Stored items
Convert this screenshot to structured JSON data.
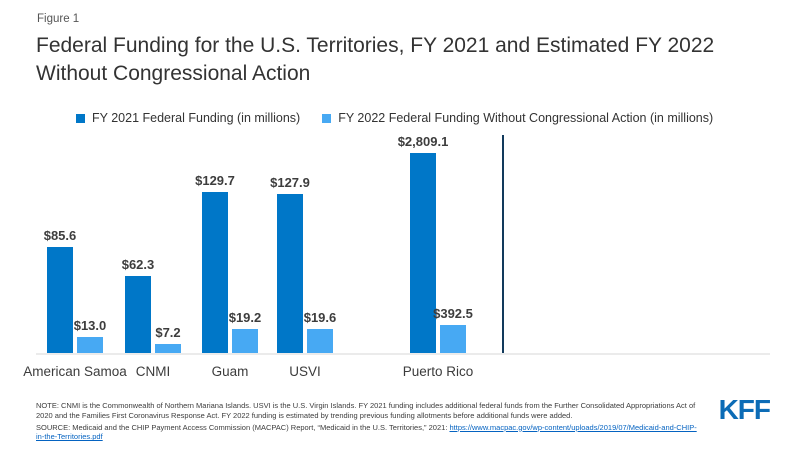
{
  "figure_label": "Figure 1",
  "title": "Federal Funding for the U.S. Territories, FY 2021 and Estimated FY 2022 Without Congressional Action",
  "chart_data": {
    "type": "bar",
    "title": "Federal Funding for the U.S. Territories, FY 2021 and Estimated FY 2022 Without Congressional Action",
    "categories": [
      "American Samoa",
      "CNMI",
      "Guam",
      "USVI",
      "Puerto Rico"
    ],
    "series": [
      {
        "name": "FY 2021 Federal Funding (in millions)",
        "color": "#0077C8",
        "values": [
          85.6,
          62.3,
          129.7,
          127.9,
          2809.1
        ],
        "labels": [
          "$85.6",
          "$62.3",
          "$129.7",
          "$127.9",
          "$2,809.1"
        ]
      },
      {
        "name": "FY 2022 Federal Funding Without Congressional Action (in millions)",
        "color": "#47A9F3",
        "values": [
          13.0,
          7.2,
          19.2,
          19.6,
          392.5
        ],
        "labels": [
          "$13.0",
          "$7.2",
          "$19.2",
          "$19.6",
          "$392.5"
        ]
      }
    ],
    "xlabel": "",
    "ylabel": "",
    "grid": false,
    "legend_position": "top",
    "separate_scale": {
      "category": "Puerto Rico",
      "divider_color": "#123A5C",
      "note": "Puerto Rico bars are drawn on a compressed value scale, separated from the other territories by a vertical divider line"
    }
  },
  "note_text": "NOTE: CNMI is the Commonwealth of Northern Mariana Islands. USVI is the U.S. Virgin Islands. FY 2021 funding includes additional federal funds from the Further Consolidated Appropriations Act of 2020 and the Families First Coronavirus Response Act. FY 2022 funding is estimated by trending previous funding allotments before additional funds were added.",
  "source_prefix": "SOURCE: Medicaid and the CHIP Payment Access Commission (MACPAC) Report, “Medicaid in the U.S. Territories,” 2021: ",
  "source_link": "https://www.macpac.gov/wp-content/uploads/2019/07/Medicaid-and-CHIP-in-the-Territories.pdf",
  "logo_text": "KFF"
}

Task to complete | If a line in the records above has the word "CNMI", copy it.

Completed task |
      "CNMI",
  "note_text": "NOTE: CNMI is the Commonwealth of Northern Mariana Islands. USVI is the U.S. Virgin Islands. FY 2021 funding includes additional federal funds from the Further Consolidated Appropriations Act of 2020 and the Families First Coronavirus Response Act. FY 2022 funding is estimated by trending previous funding allotments before additional funds were added.",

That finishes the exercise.